## What the task requires
With the pictures left out, copy the listing below exactly.

## Data for this exercise
-*-
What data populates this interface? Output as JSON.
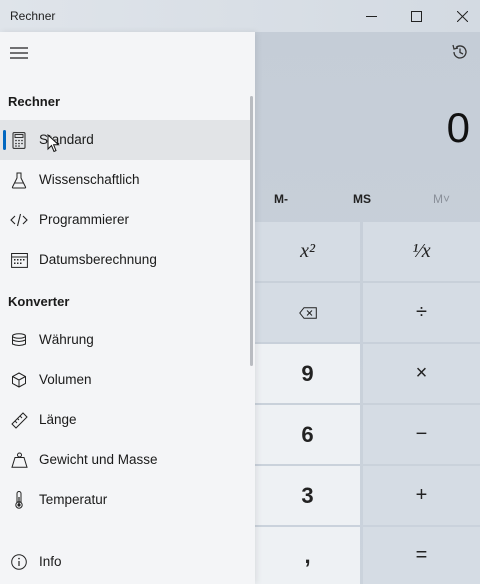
{
  "window": {
    "title": "Rechner"
  },
  "display": {
    "value": "0"
  },
  "memory": {
    "m_minus": "M-",
    "ms": "MS",
    "m_view": "M˅"
  },
  "keys": {
    "square_label": "x²",
    "reciprocal_label": "¹⁄x",
    "divide_label": "÷",
    "nine": "9",
    "multiply_label": "×",
    "six": "6",
    "minus_label": "−",
    "three": "3",
    "plus_label": "+",
    "comma": ",",
    "equals_label": "="
  },
  "nav": {
    "section_calculators": "Rechner",
    "section_converters": "Konverter",
    "items": [
      {
        "label": "Standard",
        "icon": "calculator-icon",
        "selected": true
      },
      {
        "label": "Wissenschaftlich",
        "icon": "flask-icon"
      },
      {
        "label": "Programmierer",
        "icon": "code-icon"
      },
      {
        "label": "Datumsberechnung",
        "icon": "calendar-icon"
      },
      {
        "label": "Währung",
        "icon": "coins-icon"
      },
      {
        "label": "Volumen",
        "icon": "cube-icon"
      },
      {
        "label": "Länge",
        "icon": "ruler-icon"
      },
      {
        "label": "Gewicht und Masse",
        "icon": "weight-icon"
      },
      {
        "label": "Temperatur",
        "icon": "thermometer-icon"
      },
      {
        "label": "Info",
        "icon": "info-icon"
      }
    ]
  },
  "colors": {
    "accent": "#0067c0",
    "nav_bg": "#f4f5f7",
    "calc_bg": "#c6ced8"
  }
}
-*-
## Task response
What data populates this interface? Output as JSON.
{
  "window": {
    "title": "Rechner"
  },
  "display": {
    "value": "0"
  },
  "memory": {
    "m_minus": "M-",
    "ms": "MS",
    "m_view": "M˅"
  },
  "keys": {
    "square_label": "x²",
    "reciprocal_label": "¹⁄x",
    "divide_label": "÷",
    "nine": "9",
    "multiply_label": "×",
    "six": "6",
    "minus_label": "−",
    "three": "3",
    "plus_label": "+",
    "comma": ",",
    "equals_label": "="
  },
  "nav": {
    "section_calculators": "Rechner",
    "section_converters": "Konverter",
    "items": [
      {
        "label": "Standard",
        "icon": "calculator-icon",
        "selected": true
      },
      {
        "label": "Wissenschaftlich",
        "icon": "flask-icon"
      },
      {
        "label": "Programmierer",
        "icon": "code-icon"
      },
      {
        "label": "Datumsberechnung",
        "icon": "calendar-icon"
      },
      {
        "label": "Währung",
        "icon": "coins-icon"
      },
      {
        "label": "Volumen",
        "icon": "cube-icon"
      },
      {
        "label": "Länge",
        "icon": "ruler-icon"
      },
      {
        "label": "Gewicht und Masse",
        "icon": "weight-icon"
      },
      {
        "label": "Temperatur",
        "icon": "thermometer-icon"
      },
      {
        "label": "Info",
        "icon": "info-icon"
      }
    ]
  },
  "colors": {
    "accent": "#0067c0",
    "nav_bg": "#f4f5f7",
    "calc_bg": "#c6ced8"
  }
}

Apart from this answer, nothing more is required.